(SHORT TASK)
Restate all of the data exactly.

══ RECORD EXTRACTS

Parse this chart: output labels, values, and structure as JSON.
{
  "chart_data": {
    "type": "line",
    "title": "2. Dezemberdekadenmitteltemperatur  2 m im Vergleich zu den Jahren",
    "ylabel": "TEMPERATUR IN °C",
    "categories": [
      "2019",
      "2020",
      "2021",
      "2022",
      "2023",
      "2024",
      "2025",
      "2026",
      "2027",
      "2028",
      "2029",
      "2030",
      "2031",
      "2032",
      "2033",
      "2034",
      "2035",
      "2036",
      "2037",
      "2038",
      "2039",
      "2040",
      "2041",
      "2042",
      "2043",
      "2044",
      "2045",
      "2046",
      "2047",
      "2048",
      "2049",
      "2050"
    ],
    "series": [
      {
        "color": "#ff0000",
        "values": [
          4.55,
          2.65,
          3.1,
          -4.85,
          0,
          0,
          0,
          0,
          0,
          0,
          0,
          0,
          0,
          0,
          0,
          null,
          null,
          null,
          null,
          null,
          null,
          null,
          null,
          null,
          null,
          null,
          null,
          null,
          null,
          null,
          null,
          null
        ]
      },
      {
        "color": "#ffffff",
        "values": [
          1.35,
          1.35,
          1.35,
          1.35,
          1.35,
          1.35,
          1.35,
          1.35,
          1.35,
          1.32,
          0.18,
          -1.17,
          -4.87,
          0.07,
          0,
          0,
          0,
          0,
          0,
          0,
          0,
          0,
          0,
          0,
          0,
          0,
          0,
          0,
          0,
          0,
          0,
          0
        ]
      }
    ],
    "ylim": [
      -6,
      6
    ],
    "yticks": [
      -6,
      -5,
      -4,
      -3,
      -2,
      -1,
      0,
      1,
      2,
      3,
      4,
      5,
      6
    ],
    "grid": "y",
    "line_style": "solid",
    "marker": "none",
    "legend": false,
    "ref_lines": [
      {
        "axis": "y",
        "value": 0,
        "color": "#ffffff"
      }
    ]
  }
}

════

(RESPONSE TO THIS TASK)
Parse this chart: output labels, values, and structure as JSON.
{
  "chart_data": {
    "type": "line",
    "title": "2. Dezemberdekadenmitteltemperatur  2 m im Vergleich zu den Jahren",
    "ylabel": "TEMPERATUR IN °C",
    "categories": [
      "2019",
      "2020",
      "2021",
      "2022",
      "2023",
      "2024",
      "2025",
      "2026",
      "2027",
      "2028",
      "2029",
      "2030",
      "2031",
      "2032",
      "2033",
      "2034",
      "2035",
      "2036",
      "2037",
      "2038",
      "2039",
      "2040",
      "2041",
      "2042",
      "2043",
      "2044",
      "2045",
      "2046",
      "2047",
      "2048",
      "2049",
      "2050"
    ],
    "series": [
      {
        "color": "#ff0000",
        "values": [
          4.55,
          2.65,
          3.1,
          -4.85,
          0,
          0,
          0,
          0,
          0,
          0,
          0,
          0,
          0,
          0,
          0,
          null,
          null,
          null,
          null,
          null,
          null,
          null,
          null,
          null,
          null,
          null,
          null,
          null,
          null,
          null,
          null,
          null
        ]
      },
      {
        "color": "#ffffff",
        "values": [
          1.35,
          1.35,
          1.35,
          1.35,
          1.35,
          1.35,
          1.35,
          1.35,
          1.35,
          1.32,
          0.18,
          -1.17,
          -4.87,
          0.07,
          0,
          0,
          0,
          0,
          0,
          0,
          0,
          0,
          0,
          0,
          0,
          0,
          0,
          0,
          0,
          0,
          0,
          0
        ]
      }
    ],
    "ylim": [
      -6,
      6
    ],
    "yticks": [
      -6,
      -5,
      -4,
      -3,
      -2,
      -1,
      0,
      1,
      2,
      3,
      4,
      5,
      6
    ],
    "grid": "y",
    "line_style": "solid",
    "marker": "none",
    "legend": false,
    "ref_lines": [
      {
        "axis": "y",
        "value": 0,
        "color": "#ffffff"
      }
    ]
  }
}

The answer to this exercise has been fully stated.